__Problem to solve__
From the entries that follow, extract each line holding the string "利用日時".

━━━━━━

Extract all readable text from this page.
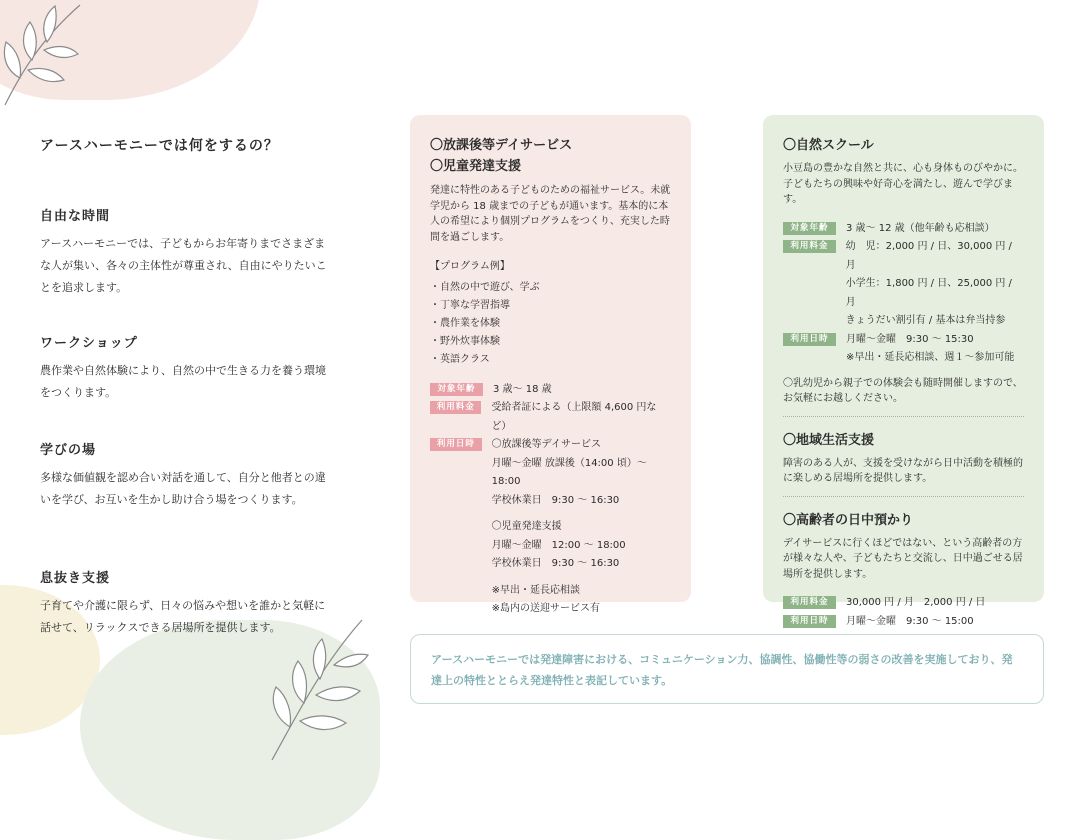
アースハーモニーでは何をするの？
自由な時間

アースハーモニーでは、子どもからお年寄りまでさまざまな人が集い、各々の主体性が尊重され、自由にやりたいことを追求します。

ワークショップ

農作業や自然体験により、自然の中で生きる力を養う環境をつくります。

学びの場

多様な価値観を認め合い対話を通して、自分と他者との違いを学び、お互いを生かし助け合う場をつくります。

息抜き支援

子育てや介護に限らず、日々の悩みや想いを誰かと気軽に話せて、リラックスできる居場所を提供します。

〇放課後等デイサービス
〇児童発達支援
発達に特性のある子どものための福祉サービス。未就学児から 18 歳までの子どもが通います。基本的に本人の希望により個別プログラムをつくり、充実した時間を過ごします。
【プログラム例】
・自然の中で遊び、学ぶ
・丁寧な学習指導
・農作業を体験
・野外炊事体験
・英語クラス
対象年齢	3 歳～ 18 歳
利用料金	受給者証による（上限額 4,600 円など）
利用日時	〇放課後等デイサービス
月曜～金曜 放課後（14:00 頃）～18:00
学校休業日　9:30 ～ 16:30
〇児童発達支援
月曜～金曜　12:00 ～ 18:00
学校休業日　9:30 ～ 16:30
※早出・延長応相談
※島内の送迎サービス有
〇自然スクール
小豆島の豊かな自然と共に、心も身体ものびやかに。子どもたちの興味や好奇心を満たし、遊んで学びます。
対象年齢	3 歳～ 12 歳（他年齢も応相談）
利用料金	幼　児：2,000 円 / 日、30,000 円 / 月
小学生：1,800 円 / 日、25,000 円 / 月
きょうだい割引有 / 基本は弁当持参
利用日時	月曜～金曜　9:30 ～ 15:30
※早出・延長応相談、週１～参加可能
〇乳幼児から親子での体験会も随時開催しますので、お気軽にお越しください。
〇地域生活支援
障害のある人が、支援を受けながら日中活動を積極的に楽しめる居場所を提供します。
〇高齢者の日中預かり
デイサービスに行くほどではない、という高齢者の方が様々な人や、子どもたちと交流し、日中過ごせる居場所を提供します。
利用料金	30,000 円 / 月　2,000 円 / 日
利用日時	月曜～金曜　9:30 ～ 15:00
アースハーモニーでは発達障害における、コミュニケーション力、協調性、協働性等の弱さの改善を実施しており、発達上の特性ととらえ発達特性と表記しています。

━━━━━━

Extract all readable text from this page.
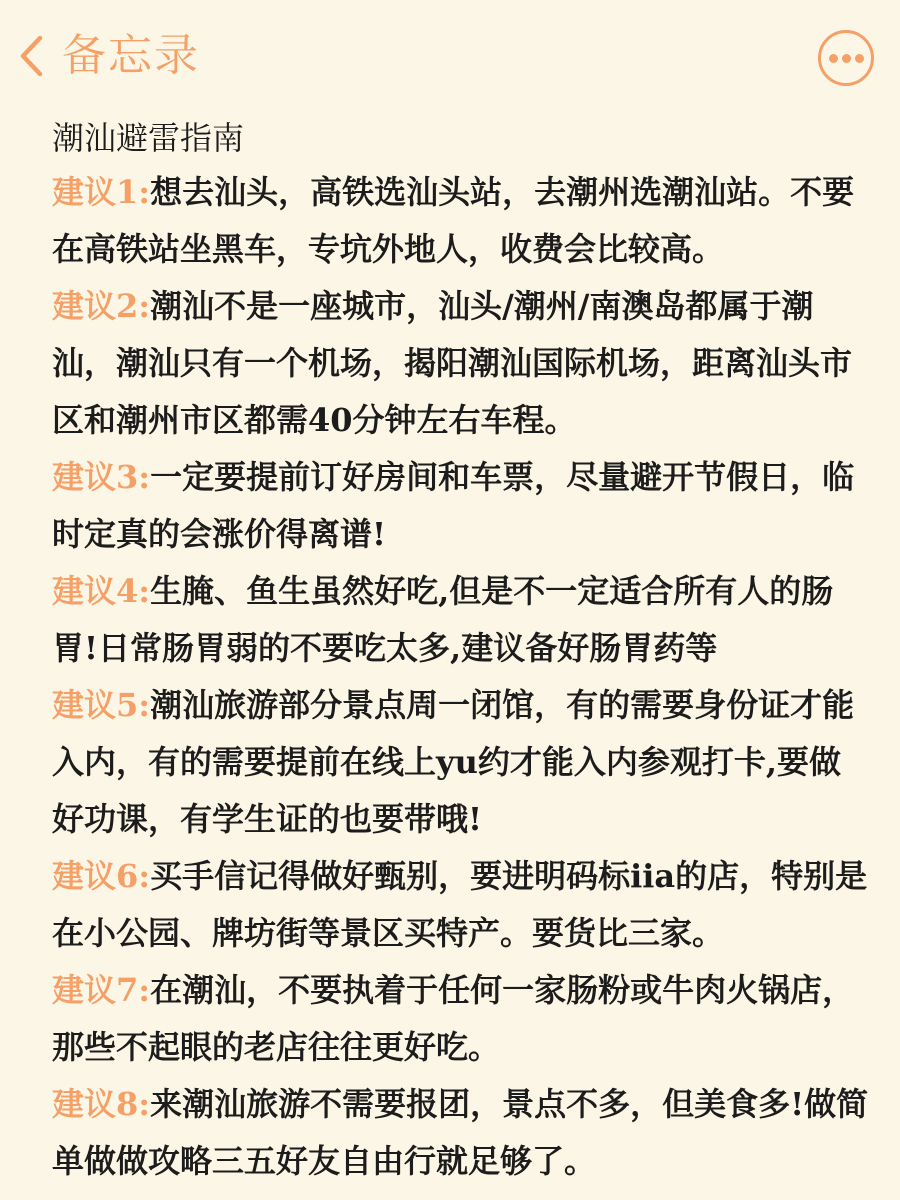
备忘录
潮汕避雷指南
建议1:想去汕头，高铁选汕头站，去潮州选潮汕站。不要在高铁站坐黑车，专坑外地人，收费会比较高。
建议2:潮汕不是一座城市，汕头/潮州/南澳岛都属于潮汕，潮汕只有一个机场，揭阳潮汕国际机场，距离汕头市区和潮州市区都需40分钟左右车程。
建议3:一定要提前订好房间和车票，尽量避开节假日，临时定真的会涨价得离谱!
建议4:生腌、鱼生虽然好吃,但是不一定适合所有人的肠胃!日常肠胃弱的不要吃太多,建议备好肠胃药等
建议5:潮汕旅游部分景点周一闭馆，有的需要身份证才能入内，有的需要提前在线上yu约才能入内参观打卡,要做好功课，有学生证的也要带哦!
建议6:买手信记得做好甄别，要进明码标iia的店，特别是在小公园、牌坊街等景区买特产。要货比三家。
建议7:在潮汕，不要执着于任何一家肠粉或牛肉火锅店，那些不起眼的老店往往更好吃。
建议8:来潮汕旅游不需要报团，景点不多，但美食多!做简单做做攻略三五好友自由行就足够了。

━━━━━━

__Expected answer__
利用日時	〇放課後等デイサービス
利用日時	月曜～金曜　9:30 ～ 15:30
利用日時	月曜～金曜　9:30 ～ 15:00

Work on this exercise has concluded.